Pull out each line of the data that includes the word "aumento".

**RECORD SET**
------

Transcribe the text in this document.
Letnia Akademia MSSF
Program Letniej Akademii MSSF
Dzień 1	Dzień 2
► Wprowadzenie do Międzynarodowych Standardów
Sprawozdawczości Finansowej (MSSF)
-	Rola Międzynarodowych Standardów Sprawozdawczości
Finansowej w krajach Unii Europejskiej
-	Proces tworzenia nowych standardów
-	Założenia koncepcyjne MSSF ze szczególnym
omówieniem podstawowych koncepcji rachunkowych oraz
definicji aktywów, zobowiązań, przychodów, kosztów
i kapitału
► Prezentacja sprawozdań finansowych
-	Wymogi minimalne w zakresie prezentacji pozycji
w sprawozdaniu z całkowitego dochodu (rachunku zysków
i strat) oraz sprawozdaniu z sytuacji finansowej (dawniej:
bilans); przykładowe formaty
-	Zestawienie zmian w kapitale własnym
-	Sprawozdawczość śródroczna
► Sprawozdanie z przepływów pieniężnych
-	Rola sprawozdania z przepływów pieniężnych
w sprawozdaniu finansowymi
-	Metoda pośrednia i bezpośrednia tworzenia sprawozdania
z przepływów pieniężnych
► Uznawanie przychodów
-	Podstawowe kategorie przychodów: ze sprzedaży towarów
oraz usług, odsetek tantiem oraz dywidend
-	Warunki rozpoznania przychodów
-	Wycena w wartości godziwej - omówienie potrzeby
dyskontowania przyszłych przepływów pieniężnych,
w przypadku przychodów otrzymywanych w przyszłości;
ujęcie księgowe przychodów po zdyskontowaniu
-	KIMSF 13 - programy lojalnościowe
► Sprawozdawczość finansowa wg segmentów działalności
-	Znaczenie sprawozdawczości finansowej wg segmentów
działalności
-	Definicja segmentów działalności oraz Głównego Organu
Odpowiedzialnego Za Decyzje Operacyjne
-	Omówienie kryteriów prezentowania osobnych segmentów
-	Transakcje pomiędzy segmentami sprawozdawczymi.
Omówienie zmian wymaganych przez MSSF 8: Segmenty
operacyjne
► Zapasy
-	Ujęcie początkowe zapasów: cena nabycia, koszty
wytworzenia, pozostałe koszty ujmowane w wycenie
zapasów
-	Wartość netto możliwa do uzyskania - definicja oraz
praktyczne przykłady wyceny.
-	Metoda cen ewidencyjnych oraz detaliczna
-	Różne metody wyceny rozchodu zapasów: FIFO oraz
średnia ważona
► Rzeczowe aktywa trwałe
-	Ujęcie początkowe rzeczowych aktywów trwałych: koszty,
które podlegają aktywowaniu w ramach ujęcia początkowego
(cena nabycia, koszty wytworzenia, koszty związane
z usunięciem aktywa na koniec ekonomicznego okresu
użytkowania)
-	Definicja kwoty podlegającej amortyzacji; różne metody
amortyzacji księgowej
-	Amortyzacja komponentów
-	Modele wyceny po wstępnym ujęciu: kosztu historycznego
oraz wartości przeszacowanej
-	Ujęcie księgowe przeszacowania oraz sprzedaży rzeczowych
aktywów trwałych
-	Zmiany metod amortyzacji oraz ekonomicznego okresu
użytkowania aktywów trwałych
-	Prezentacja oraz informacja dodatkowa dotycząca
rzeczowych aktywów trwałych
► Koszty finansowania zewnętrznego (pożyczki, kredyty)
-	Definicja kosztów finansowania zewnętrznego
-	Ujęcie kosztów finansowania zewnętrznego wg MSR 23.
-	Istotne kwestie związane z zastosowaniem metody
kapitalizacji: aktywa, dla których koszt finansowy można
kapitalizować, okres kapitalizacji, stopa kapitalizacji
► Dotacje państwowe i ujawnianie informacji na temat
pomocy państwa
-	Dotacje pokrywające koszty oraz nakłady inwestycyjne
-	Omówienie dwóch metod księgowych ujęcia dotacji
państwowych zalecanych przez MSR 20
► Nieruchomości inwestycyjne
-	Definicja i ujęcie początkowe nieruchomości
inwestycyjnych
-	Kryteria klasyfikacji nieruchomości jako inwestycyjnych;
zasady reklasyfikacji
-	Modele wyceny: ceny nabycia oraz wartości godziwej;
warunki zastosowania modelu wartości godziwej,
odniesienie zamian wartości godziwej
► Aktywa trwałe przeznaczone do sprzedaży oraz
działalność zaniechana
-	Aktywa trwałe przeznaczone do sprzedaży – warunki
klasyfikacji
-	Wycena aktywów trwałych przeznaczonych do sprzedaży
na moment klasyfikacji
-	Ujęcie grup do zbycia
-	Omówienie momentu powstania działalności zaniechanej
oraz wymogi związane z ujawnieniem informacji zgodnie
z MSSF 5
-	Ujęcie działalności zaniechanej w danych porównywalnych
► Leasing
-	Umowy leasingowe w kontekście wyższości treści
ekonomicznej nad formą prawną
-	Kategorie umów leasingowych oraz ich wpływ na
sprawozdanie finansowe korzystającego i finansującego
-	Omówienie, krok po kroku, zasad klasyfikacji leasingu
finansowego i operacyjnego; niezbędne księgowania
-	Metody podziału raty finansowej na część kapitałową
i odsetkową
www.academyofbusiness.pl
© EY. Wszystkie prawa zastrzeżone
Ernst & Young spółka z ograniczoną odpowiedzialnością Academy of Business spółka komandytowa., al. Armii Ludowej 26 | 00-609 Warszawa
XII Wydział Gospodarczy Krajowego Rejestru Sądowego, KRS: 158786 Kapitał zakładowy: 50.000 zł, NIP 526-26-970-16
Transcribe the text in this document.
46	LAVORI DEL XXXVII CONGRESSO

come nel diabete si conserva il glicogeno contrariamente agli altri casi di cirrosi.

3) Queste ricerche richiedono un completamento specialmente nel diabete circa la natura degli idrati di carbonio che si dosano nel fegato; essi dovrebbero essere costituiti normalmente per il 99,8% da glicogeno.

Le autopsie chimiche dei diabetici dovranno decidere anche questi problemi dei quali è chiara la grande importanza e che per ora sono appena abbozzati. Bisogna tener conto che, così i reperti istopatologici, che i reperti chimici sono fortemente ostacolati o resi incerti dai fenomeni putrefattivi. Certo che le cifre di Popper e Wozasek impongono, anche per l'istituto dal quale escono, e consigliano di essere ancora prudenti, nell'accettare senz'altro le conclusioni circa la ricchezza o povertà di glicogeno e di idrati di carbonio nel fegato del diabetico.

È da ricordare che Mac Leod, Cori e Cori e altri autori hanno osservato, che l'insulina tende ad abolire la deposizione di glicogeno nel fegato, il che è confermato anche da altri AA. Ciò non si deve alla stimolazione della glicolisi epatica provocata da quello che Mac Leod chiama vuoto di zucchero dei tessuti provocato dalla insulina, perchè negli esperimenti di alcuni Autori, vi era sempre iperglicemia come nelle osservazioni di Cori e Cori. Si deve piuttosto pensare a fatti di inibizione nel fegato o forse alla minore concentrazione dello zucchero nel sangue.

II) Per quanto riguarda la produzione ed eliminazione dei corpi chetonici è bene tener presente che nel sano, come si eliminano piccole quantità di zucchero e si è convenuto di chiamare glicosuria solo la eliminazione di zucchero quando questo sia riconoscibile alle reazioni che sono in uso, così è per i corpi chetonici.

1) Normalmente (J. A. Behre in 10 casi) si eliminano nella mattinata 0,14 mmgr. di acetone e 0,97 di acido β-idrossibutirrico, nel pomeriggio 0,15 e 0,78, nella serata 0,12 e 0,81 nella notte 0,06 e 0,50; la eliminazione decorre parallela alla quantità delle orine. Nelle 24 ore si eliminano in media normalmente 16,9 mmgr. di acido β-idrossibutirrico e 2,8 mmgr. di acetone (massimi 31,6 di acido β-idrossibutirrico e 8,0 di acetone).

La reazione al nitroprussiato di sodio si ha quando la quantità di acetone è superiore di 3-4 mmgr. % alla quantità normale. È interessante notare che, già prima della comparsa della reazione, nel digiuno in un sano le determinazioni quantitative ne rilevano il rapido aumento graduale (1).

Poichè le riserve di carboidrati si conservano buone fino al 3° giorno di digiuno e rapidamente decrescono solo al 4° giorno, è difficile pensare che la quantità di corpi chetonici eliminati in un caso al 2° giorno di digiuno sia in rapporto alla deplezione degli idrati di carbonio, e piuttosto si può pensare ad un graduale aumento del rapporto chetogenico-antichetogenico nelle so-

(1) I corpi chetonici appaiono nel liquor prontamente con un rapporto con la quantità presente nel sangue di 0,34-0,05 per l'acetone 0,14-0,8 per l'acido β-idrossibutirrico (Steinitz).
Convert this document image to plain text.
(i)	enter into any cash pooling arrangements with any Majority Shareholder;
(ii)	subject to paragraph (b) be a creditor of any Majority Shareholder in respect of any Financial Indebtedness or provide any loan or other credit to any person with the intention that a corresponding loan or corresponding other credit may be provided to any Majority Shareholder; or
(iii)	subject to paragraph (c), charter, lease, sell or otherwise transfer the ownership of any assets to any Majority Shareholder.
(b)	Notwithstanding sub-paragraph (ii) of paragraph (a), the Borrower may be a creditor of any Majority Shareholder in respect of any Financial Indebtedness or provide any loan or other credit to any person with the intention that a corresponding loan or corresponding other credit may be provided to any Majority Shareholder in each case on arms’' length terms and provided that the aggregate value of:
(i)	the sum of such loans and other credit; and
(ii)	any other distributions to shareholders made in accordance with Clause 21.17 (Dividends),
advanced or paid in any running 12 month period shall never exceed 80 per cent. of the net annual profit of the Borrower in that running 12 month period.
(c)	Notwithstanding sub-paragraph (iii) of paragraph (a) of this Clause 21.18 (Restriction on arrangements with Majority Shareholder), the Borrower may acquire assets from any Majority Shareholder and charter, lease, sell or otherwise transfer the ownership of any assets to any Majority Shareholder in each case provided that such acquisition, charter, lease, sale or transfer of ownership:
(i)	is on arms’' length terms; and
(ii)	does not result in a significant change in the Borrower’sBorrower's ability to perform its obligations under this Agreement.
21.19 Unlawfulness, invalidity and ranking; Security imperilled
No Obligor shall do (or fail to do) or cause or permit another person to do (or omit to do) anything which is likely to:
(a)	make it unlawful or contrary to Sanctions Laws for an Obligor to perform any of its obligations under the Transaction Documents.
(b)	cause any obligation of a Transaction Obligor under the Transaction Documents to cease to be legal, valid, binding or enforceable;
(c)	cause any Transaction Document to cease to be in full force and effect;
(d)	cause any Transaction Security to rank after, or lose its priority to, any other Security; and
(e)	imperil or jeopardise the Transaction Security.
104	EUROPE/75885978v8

------

**WRITTEN RESPONSE**
La reazione al nitroprussiato di sodio si ha quando la quantità di acetone è superiore di 3-4 mmgr. % alla quantità normale. È interessante notare che, già prima della comparsa della reazione, nel digiuno in un sano le determinazioni quantitative ne rilevano il rapido aumento graduale (1).
Poichè le riserve di carboidrati si conservano buone fino al 3° giorno di digiuno e rapidamente decrescono solo al 4° giorno, è difficile pensare che la quantità di corpi chetonici eliminati in un caso al 2° giorno di digiuno sia in rapporto alla deplezione degli idrati di carbonio, e piuttosto si può pensare ad un graduale aumento del rapporto chetogenico-antichetogenico nelle so-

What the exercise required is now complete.